(提示文):
►

当時の新羅は唐からもたらされる文明を背景にした先進国。
四方を海に囲まれた我国にとっては貴重な情報源であり、新羅も唐との関係が
悪化した場合に備えて後盾を確保するという思惑もあったのでしょう。

難波津を出航した使者は瀬戸内海の沿岸を辿って九州に出、壱岐、対馬から
目的地を目指しましたが、何しろ木造帆船の上、海図は不完全、航海術も未熟。
潮の流れや風向きを読む水主(かこ)の手腕に頼らざるをえません。
昼は経験と勘を頼りにし、漆黒の闇の夜は船首に篝火を掲げて潮の流れと追い風に乗り、
星の位置で方向を確認しながら進んで行くのです。
よほどの胆力の持ち主ならいざ知らず、初めて夜船を経験する人達は恐怖で
身もよだつような心持だったことでしょう。

◄

(課題 1):
新羅への航海の文章のうち、「難波津を出航した使者は瀬戸内海の沿岸を辿って九州に出、壱岐、対馬から」から「星の位置で方向を確認しながら進んで行くのです。」までの部分を一字も変えずに書き写すこと。
(課題 2):
新羅への航海の文章にある一文「当時の新羅は唐からもたらされる文明を背景にした先進国。」を英語に訳すこと。
(課題 3):
新羅への航海の文章が終わったところから、その続きを書いてください。

座標アノテーションのエントリー:

►

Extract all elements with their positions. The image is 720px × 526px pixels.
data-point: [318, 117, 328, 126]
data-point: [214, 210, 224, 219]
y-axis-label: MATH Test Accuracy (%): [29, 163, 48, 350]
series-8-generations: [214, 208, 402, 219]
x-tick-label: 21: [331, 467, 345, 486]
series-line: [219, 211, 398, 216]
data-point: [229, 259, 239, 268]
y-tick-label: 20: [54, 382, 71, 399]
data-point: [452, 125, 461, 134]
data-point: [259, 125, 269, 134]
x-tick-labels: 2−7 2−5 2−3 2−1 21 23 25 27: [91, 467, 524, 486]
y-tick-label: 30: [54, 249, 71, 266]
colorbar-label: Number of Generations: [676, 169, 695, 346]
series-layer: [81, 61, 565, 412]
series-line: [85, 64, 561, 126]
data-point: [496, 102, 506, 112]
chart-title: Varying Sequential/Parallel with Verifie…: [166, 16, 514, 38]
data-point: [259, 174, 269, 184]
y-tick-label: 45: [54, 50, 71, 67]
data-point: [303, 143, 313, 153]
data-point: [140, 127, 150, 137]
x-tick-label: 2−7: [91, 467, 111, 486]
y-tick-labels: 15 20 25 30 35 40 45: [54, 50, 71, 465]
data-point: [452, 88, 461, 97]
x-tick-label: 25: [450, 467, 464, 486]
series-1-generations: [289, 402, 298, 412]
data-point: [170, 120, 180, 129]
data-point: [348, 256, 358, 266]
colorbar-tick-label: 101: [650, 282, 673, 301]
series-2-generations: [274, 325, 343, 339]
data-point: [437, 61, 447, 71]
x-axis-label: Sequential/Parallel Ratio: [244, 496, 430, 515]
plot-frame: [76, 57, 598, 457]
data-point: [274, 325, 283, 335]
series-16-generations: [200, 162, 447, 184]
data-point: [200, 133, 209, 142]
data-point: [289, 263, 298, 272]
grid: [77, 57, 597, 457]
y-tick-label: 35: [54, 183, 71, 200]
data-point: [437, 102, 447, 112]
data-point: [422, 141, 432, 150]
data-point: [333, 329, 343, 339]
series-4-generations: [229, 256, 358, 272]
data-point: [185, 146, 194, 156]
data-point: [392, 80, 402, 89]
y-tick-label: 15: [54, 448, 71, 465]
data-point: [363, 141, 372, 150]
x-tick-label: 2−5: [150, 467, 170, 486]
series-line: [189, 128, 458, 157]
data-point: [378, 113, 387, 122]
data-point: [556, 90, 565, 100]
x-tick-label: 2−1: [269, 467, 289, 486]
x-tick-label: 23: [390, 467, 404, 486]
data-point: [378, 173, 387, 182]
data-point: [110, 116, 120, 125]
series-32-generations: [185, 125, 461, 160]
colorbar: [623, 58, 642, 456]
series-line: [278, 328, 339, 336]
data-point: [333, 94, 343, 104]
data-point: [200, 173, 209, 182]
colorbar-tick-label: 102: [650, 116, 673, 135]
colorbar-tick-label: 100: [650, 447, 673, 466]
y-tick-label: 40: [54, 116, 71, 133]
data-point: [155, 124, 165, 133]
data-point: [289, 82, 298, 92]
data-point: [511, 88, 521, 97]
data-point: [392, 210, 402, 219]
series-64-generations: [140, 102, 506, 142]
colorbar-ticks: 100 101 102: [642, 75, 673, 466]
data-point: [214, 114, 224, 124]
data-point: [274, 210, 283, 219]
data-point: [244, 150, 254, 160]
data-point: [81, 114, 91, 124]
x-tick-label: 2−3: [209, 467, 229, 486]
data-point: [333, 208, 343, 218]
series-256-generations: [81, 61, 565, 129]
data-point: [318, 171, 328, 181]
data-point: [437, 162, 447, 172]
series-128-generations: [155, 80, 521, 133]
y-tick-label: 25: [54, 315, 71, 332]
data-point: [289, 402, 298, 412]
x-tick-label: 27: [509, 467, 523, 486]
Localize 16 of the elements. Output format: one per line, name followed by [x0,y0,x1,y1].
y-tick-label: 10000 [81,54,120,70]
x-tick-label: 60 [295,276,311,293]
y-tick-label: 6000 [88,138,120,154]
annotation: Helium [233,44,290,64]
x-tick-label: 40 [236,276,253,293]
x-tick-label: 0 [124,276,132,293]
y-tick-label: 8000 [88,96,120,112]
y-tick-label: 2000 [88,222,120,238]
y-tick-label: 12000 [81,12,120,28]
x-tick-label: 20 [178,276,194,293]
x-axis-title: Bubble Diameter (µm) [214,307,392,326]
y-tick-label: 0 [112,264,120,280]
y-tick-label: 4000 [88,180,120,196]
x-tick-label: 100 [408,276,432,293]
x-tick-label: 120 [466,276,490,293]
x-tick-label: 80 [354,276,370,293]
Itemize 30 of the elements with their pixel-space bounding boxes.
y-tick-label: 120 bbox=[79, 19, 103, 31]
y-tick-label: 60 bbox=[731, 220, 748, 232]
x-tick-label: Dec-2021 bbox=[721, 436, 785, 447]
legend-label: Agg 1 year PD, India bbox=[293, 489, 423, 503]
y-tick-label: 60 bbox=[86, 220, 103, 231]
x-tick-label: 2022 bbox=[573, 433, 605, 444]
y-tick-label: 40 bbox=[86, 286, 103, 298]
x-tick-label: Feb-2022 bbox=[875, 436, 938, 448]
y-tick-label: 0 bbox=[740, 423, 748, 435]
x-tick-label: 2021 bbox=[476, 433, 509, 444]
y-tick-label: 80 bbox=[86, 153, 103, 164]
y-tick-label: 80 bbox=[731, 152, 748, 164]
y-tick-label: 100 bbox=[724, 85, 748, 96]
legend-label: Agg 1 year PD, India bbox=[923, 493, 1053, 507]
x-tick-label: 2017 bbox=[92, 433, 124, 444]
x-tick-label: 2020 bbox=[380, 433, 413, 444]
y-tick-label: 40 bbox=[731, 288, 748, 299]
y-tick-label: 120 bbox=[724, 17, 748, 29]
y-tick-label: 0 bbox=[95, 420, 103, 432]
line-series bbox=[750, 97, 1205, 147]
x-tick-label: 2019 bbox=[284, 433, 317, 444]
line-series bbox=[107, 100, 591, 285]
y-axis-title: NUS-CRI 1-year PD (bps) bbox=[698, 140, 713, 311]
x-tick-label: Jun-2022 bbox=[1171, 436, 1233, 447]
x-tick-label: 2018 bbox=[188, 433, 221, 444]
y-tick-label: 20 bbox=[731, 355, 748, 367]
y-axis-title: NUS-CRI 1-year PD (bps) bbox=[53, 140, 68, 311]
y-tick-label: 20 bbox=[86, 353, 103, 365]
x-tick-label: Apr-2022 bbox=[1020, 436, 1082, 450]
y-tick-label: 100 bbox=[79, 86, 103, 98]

◄

(出力 1):
難波津を出航した使者は瀬戸内海の沿岸を辿って九州に出、壱岐、対馬から
目的地を目指しましたが、何しろ木造帆船の上、海図は不完全、航海術も未熟。
潮の流れや風向きを読む水主(かこ)の手腕に頼らざるをえません。
昼は経験と勘を頼りにし、漆黒の闇の夜は船首に篝火を掲げて潮の流れと追い風に乗り、
星の位置で方向を確認しながら進んで行くのです。

(出力 2):
Silla at that time was an advanced country, backed by the civilization brought in from Tang.

(出力 3):
次の3首の歌は736年、遣新羅使が瀬戸内海を経て長門に停泊した後、九州に向けて
出航する際に詠われたもので、長門は現在の広島県呉市南の倉橋島とされています。

「 月読みの 光を清み 夕なぎに
   水手(かこ)の声呼び 浦み漕ぐかも 」  巻15-3622 作者未詳


( 月の光が清らかなので 夕なぎの中 水子たちが声かけあって
 浦伝いを漕ぎ進めている
 さぁ、出発だ )

月光の中、夕凪の海に乗って船が走り始めている
声を掛け合いながら忙しそうに動き回る水手。
月夜の船出の幻想的な場面が彷彿され、歌の詠み手もまだ風情を愛でる気持ちの
余裕があったことが窺われます。

「 山の端(は)に 月傾(かたぶ)けば 漁(いざ)りする
   海人の燈火(ともしび)  沖になづさふ 」 
                       巻15-3623 作者未詳


( 山の端に月が傾いてゆくと 魚を捕る海人の漁火が
  沖の波間にちらちらと 漂っているのが見えるなぁ )

月が山の端に傾いてゆくにつれて、光が次第に乏しくなってゆく。
皓皓とした光の中で今まで目立たなかった漁火が、ちらちらと浮きだってくる。
暗闇の中で次第に心細くなってきた作者。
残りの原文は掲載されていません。